Data listing Block Start

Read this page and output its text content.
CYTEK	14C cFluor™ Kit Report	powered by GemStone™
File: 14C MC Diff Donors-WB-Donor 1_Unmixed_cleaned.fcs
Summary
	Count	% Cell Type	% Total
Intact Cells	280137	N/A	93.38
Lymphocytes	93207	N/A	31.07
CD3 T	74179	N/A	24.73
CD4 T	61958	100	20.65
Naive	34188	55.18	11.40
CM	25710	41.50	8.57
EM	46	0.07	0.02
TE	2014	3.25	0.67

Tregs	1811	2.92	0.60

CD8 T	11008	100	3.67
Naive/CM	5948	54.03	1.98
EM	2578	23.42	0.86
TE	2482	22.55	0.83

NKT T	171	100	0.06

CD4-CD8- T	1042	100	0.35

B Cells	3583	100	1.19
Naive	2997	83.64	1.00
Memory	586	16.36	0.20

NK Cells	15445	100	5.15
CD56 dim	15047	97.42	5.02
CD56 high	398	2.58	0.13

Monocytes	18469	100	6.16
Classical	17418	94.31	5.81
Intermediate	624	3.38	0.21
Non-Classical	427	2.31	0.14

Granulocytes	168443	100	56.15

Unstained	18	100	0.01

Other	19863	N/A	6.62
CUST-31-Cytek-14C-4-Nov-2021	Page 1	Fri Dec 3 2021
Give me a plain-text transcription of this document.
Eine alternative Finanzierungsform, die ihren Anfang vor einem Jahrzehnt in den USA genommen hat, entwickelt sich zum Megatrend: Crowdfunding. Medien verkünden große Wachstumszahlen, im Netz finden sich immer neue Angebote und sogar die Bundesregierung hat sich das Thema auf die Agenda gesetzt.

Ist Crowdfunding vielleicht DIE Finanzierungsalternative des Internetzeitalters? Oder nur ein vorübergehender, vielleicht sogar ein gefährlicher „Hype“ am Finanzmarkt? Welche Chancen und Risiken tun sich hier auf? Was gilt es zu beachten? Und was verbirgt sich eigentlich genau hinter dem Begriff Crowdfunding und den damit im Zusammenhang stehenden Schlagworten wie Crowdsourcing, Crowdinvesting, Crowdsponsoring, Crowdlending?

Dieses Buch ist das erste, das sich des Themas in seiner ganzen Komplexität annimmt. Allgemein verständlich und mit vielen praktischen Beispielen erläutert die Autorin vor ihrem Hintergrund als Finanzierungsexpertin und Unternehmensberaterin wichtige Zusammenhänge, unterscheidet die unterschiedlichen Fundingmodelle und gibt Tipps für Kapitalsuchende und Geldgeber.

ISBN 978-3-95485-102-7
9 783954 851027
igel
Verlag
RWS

Data listing Block End

*Task to complete*
Retype all of the entries. Keep each one exactly as written.

*Task output*
Read this page and output its text content.
CYTEK	14C cFluor™ Kit Report	powered by GemStone™
File: 14C MC Diff Donors-WB-Donor 1_Unmixed_cleaned.fcs
Summary
	Count	% Cell Type	% Total
Intact Cells	280137	N/A	93.38
Lymphocytes	93207	N/A	31.07
CD3 T	74179	N/A	24.73
CD4 T	61958	100	20.65
Naive	34188	55.18	11.40
CM	25710	41.50	8.57
EM	46	0.07	0.02
TE	2014	3.25	0.67

Tregs	1811	2.92	0.60

CD8 T	11008	100	3.67
Naive/CM	5948	54.03	1.98
EM	2578	23.42	0.86
TE	2482	22.55	0.83

NKT T	171	100	0.06

CD4-CD8- T	1042	100	0.35

B Cells	3583	100	1.19
Naive	2997	83.64	1.00
Memory	586	16.36	0.20

NK Cells	15445	100	5.15
CD56 dim	15047	97.42	5.02
CD56 high	398	2.58	0.13

Monocytes	18469	100	6.16
Classical	17418	94.31	5.81
Intermediate	624	3.38	0.21
Non-Classical	427	2.31	0.14

Granulocytes	168443	100	56.15

Unstained	18	100	0.01

Other	19863	N/A	6.62
CUST-31-Cytek-14C-4-Nov-2021	Page 1	Fri Dec 3 2021
Give me a plain-text transcription of this document.
Eine alternative Finanzierungsform, die ihren Anfang vor einem Jahrzehnt in den USA genommen hat, entwickelt sich zum Megatrend: Crowdfunding. Medien verkünden große Wachstumszahlen, im Netz finden sich immer neue Angebote und sogar die Bundesregierung hat sich das Thema auf die Agenda gesetzt.

Ist Crowdfunding vielleicht DIE Finanzierungsalternative des Internetzeitalters? Oder nur ein vorübergehender, vielleicht sogar ein gefährlicher „Hype“ am Finanzmarkt? Welche Chancen und Risiken tun sich hier auf? Was gilt es zu beachten? Und was verbirgt sich eigentlich genau hinter dem Begriff Crowdfunding und den damit im Zusammenhang stehenden Schlagworten wie Crowdsourcing, Crowdinvesting, Crowdsponsoring, Crowdlending?

Dieses Buch ist das erste, das sich des Themas in seiner ganzen Komplexität annimmt. Allgemein verständlich und mit vielen praktischen Beispielen erläutert die Autorin vor ihrem Hintergrund als Finanzierungsexpertin und Unternehmensberaterin wichtige Zusammenhänge, unterscheidet die unterschiedlichen Fundingmodelle und gibt Tipps für Kapitalsuchende und Geldgeber.

ISBN 978-3-95485-102-7
9 783954 851027
igel
Verlag
RWS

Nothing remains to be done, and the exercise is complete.